Passage shown:
** Begin **
This began in April of 1963 when Pope John XXIII promulgated the encyclical Pacem in terris, subtitled Establishing Universal Peace in Truth, Justice, Charity, and Liberty. The encyclical demonstrated an utterly earthbound, quasi-humanist attempt to instrumentalize the Church as a vehicle for attaining a temporal peace in the world by an appeal to what amounts to the French Revolution's slogan of liberty, equality, and fraternity. 


The encyclical was published during the Second Vatican Council which had begun in October 1962 and provided an impetus to it that would inspire many churchmen to pursue peace through merely human means as though the Mother of God had not even appeared in Fatima, or requested the consecration of Russia.
** End **
Extracted data:
** Begin **
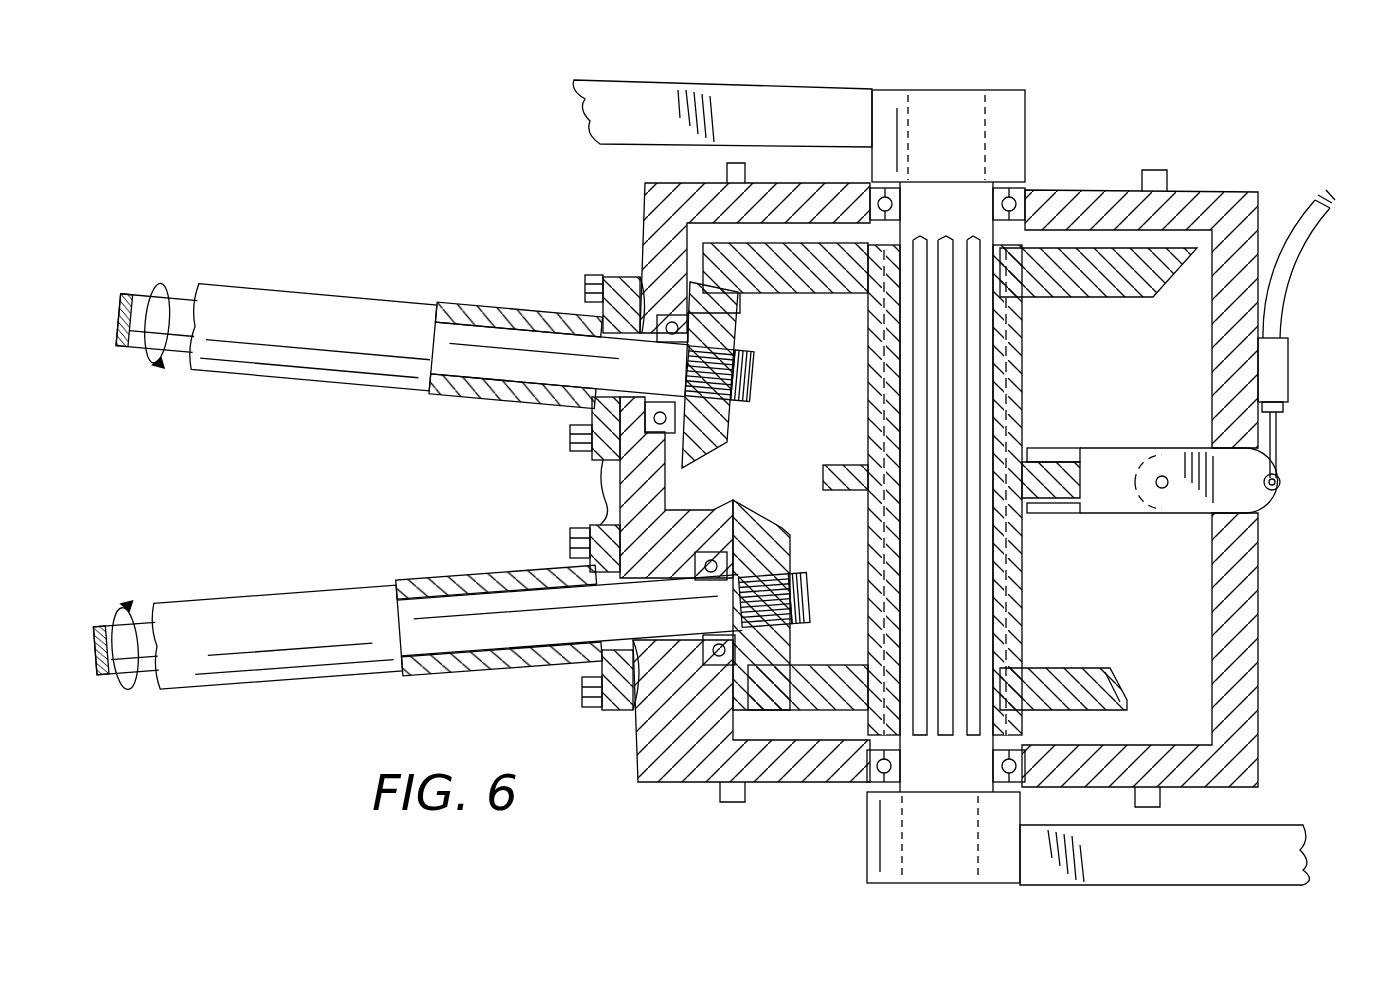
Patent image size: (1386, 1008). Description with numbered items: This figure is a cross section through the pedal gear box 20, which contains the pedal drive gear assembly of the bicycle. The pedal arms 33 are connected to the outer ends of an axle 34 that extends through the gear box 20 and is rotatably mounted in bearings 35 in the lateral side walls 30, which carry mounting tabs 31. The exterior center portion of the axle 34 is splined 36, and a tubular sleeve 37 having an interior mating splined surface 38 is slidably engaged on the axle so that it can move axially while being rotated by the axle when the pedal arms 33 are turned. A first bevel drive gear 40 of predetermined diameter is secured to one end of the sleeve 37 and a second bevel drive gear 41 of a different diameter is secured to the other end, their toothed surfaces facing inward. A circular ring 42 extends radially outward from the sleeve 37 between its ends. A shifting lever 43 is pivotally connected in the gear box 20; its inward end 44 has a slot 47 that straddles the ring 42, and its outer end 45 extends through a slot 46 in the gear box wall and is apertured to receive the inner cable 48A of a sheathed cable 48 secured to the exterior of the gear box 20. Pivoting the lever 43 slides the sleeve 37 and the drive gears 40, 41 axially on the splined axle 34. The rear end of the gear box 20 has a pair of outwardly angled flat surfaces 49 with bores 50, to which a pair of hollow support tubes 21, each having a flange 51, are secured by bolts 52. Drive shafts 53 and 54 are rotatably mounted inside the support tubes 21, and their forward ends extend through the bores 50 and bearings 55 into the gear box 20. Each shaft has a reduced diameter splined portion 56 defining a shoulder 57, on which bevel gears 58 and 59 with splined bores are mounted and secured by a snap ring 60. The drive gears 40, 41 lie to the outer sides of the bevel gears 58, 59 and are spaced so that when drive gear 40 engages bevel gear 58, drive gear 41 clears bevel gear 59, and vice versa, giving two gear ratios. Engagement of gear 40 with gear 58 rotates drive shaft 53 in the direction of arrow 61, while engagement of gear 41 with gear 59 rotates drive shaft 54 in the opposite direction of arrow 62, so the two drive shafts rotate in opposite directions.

The pedal gear box 20 is at (1262, 672).
The hollow support tube 21 is at (342, 395).
The lateral side wall 30 is at (1216, 192).
The mounting tab 31 is at (748, 175).
The pedal arm 33 is at (722, 88).
The axle 34 is at (915, 790).
The bearing 35 is at (1028, 196).
The splined portion of axle 36 is at (980, 330).
The tubular sleeve 37 is at (1022, 588).
The interior mating splined surface 38 is at (1015, 555).
The first bevel drive gear 40 is at (1108, 668).
The second bevel drive gear 41 is at (1168, 290).
The circular ring 42 is at (1080, 450).
The shifting lever 43 is at (1105, 515).
The inward end of shifting lever 44 is at (1050, 513).
The outer end of shifting lever 45 is at (1282, 500).
The slot 46 is at (1240, 545).
The slot in inward end of lever 47 is at (1062, 448).
The sheathed cable 48 is at (1285, 290).
The inner cable 48A is at (1328, 208).
The outwardly angled flat surface 49 is at (643, 240).
The bore 50 is at (641, 278).
The flange 51 is at (600, 492).
The bolt 52 is at (568, 438).
The drive shaft 53 is at (467, 605).
The drive shaft 54 is at (476, 392).
The bearing 55 is at (688, 328).
The reduced diameter splined portion 56 is at (748, 382).
The shoulder 57 is at (685, 362).
The bevel gear 58 is at (752, 500).
The bevel gear 59 is at (725, 442).
The snap ring 60 is at (742, 358).
The arrow 61 is at (122, 615).
The arrow 62 is at (162, 288).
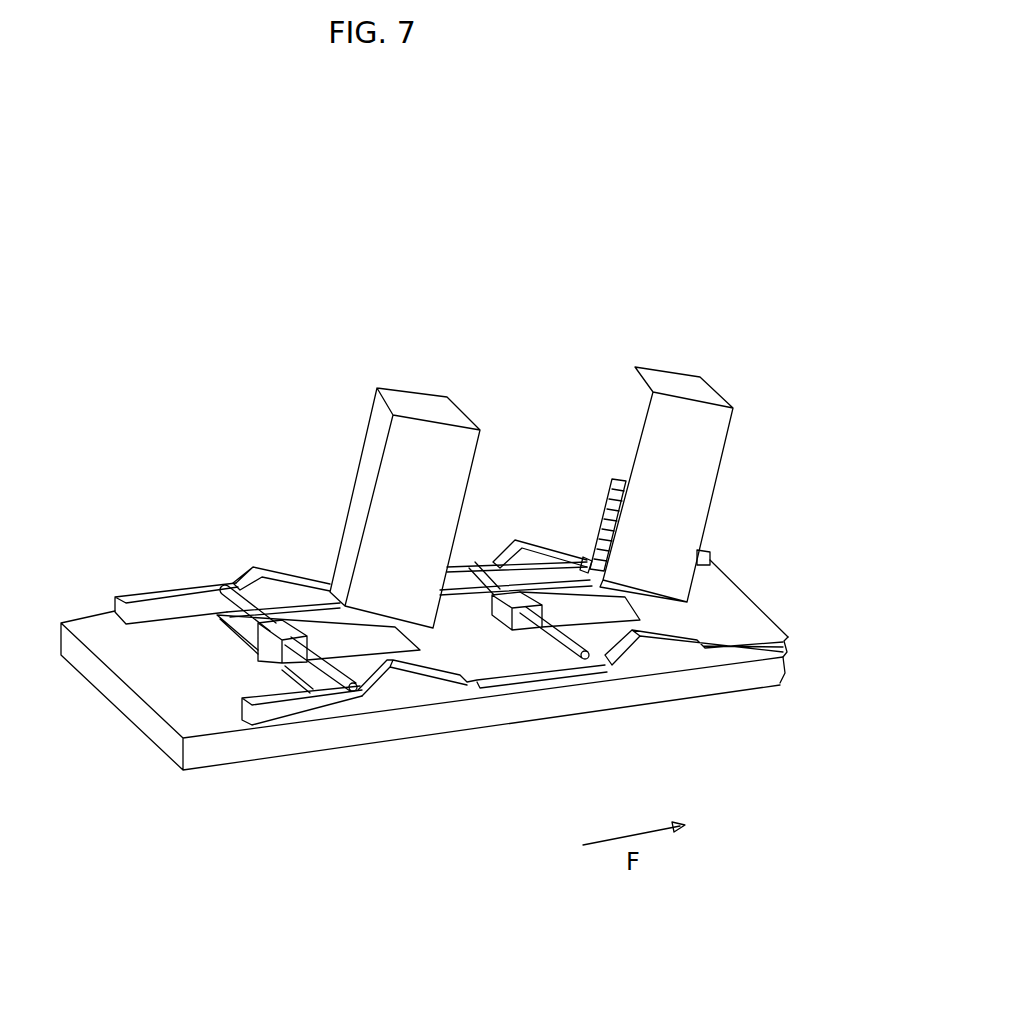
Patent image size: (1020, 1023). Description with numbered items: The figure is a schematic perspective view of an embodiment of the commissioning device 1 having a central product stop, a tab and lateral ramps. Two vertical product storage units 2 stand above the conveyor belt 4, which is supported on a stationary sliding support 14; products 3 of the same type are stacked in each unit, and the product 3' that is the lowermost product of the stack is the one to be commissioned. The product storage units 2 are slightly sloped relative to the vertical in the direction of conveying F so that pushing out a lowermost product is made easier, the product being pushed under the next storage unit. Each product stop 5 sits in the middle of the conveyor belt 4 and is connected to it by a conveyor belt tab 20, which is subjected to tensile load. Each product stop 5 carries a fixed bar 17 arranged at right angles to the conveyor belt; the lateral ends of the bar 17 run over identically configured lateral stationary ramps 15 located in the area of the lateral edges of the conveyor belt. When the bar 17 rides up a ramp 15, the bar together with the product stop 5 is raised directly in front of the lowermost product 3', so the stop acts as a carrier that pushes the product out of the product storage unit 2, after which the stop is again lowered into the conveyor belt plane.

The commissioning device 1 is at (266, 346).
The product storage unit 2 is at (422, 355).
The product 3 is at (597, 478).
The lowermost product of the stack 3' is at (569, 524).
The conveyor belt 4 is at (715, 605).
The product stop 5 is at (263, 648).
The stationary sliding support 14 is at (130, 708).
The lateral ramp 15 is at (270, 578).
The bar 17 is at (323, 665).
The conveyor belt tab 20 is at (362, 695).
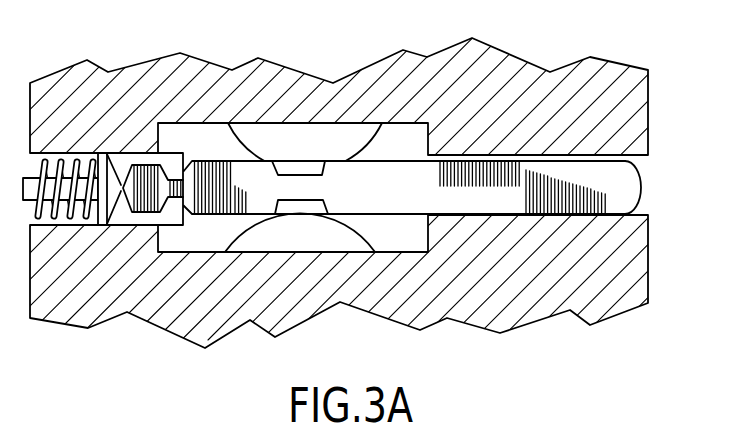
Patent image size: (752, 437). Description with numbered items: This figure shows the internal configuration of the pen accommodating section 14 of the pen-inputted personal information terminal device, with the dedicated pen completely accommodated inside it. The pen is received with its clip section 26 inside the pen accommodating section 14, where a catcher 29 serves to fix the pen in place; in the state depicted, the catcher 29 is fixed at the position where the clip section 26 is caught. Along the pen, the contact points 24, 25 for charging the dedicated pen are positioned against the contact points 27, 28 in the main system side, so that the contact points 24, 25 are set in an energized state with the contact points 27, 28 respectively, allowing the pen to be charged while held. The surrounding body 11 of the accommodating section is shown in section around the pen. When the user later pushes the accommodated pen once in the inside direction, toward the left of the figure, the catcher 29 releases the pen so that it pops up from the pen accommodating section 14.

The lower housing block 11 is at (650, 260).
The pen accommodating section 14 is at (643, 214).
The contact point for charging 24 is at (326, 200).
The contact point for charging 25 is at (314, 168).
The clip section 26 is at (627, 187).
The contact point in the main system side 27 is at (252, 159).
The contact point in the main system side 28 is at (230, 217).
The catcher 29 is at (142, 156).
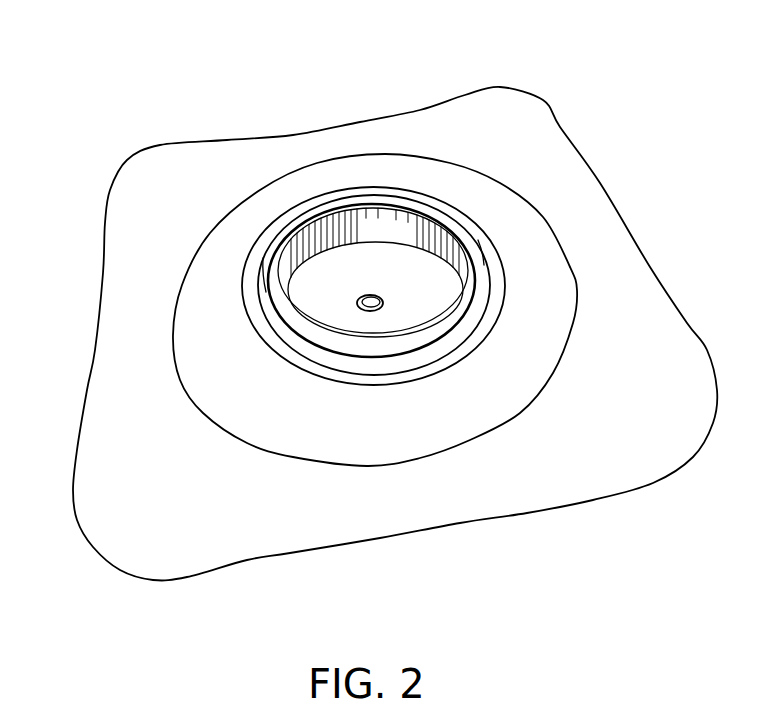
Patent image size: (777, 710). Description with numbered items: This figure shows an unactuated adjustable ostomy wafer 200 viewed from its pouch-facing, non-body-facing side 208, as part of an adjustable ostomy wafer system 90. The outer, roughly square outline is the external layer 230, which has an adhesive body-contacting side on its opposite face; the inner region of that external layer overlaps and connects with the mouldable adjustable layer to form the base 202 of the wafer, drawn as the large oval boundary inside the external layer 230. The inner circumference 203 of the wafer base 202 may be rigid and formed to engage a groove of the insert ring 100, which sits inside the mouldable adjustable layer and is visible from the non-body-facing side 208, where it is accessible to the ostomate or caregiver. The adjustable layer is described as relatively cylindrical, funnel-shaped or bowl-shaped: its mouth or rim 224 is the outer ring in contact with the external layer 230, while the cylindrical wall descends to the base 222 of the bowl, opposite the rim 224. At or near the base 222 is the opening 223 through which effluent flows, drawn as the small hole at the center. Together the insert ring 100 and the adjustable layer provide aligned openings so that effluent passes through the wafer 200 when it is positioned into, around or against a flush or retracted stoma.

The adjustable wafer 200 is at (153, 78).
The adjustable ostomy wafer system 90 is at (62, 220).
The external layer 230 is at (515, 115).
The non-body-facing side 208 is at (328, 116).
The base 202 is at (131, 327).
The mouth/rim 224 is at (296, 363).
The inner circumference 203 is at (467, 322).
The insert ring 100 is at (475, 277).
The base of the bowl 222 is at (405, 272).
The opening 223 is at (372, 299).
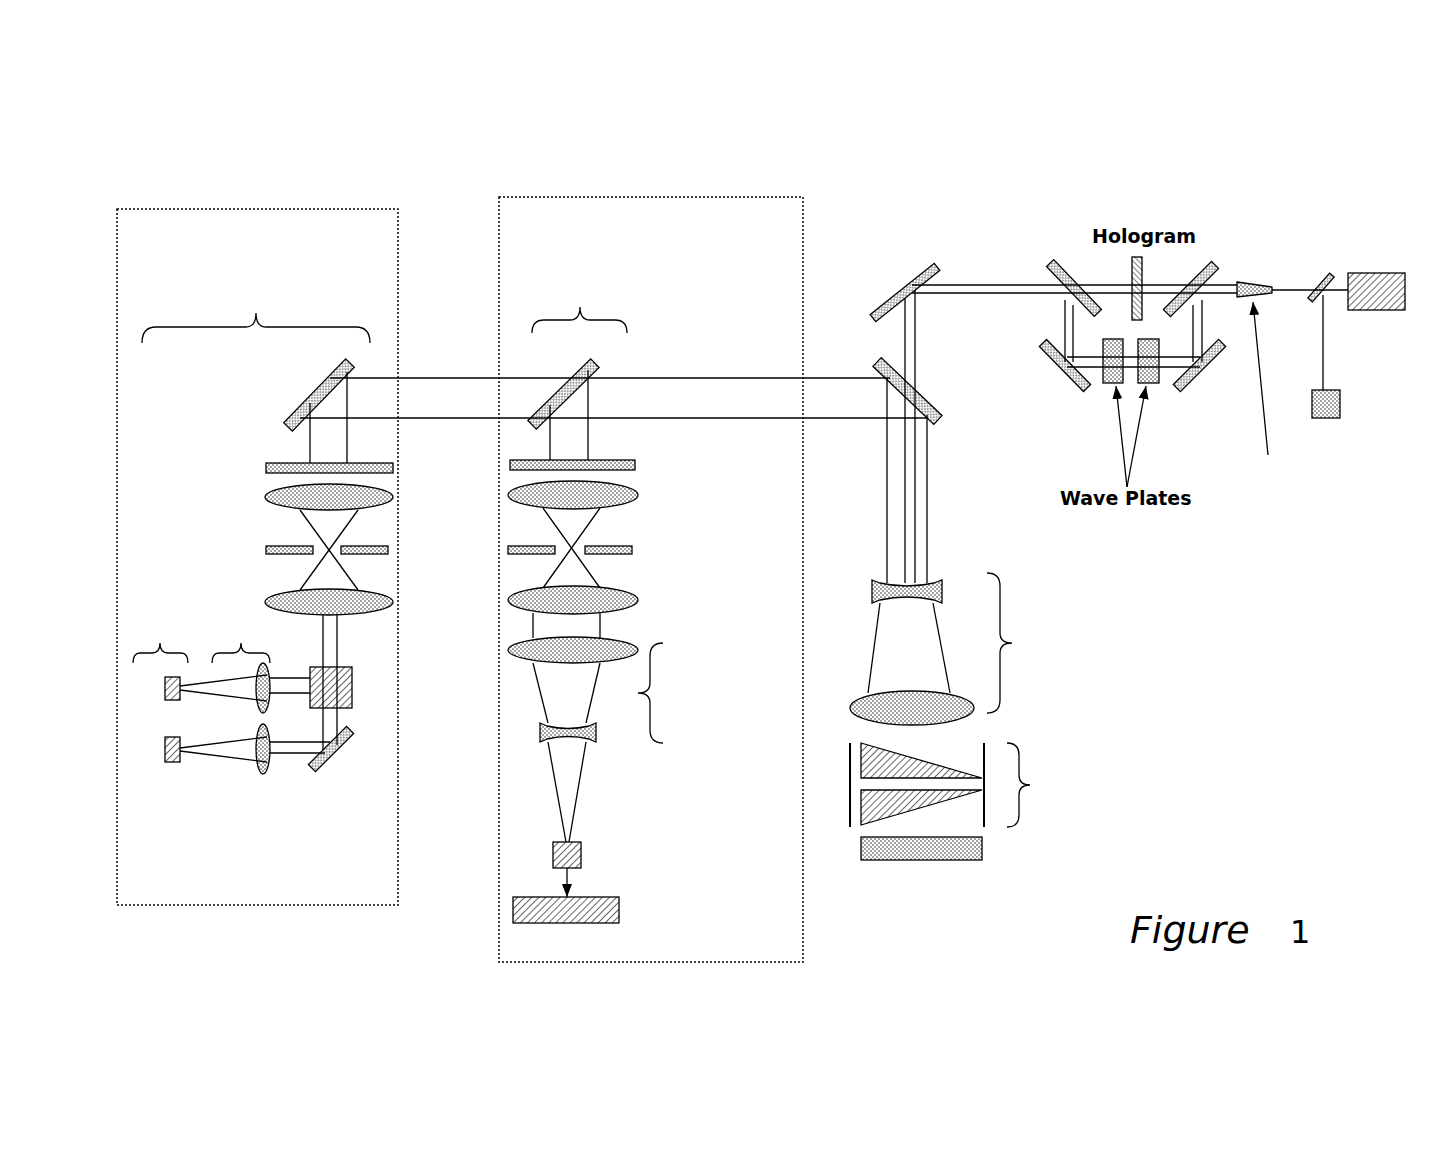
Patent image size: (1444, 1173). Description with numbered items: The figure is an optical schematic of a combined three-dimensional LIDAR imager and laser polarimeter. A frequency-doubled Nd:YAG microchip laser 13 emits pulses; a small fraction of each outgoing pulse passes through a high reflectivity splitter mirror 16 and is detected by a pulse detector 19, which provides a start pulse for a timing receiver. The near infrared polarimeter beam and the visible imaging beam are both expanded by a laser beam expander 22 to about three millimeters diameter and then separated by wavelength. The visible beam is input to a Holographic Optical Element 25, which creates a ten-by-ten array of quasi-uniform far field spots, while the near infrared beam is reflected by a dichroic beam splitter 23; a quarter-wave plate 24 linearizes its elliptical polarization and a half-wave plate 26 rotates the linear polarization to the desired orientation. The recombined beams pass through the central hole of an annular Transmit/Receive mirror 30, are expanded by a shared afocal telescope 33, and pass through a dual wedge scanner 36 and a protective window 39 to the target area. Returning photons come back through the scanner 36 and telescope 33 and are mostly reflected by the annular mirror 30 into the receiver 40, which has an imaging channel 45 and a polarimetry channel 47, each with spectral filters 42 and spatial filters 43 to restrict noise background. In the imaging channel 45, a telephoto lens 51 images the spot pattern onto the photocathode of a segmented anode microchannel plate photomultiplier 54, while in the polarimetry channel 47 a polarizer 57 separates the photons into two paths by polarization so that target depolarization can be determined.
** End **
Problems to solve:
• a. For each statement, answer yes or no based on the passage on Pacem in terris, and quote the exact words that decide it. (i) Pacem in terris was promulgated in April 1963. (ii) The Second Vatican Council began after the encyclical was published. (iii) The encyclical's subtitle includes the word Liberty.
• b. Output the part of the passage on Pacem in terris starting with "This began in" and going on through "equality, and fraternity.".
• c. Turn the paragraph of the passage on Pacem in terris that begins "The encyclical was published during" into a short list that keeps its main facts.
The lines are separate material, unrelated to the passage on Pacem in terris.

Written responses:
• a.
(i) Yes: "This began in April of 1963 when Pope John XXIII promulgated the encyclical Pacem in terris"
(ii) No: "the Second Vatican Council which had begun in October 1962"
(iii) Yes: "Establishing Universal Peace in Truth, Justice, Charity, and Liberty"

• b.
This began in April of 1963 when Pope John XXIII promulgated the encyclical Pacem in terris, subtitled Establishing Universal Peace in Truth, Justice, Charity, and Liberty. The encyclical demonstrated an utterly earthbound, quasi-humanist attempt to instrumentalize the Church as a vehicle for attaining a temporal peace in the world by an appeal to what amounts to the French Revolution's slogan of liberty, equality, and fraternity.

• c.
- The encyclical came out during the Second Vatican Council, which began in October 1962.
- It gave the Council an impetus.
- It inspired many churchmen to pursue peace through merely human means.
- They acted as though the Mother of God had not appeared in Fatima or requested the consecration of Russia.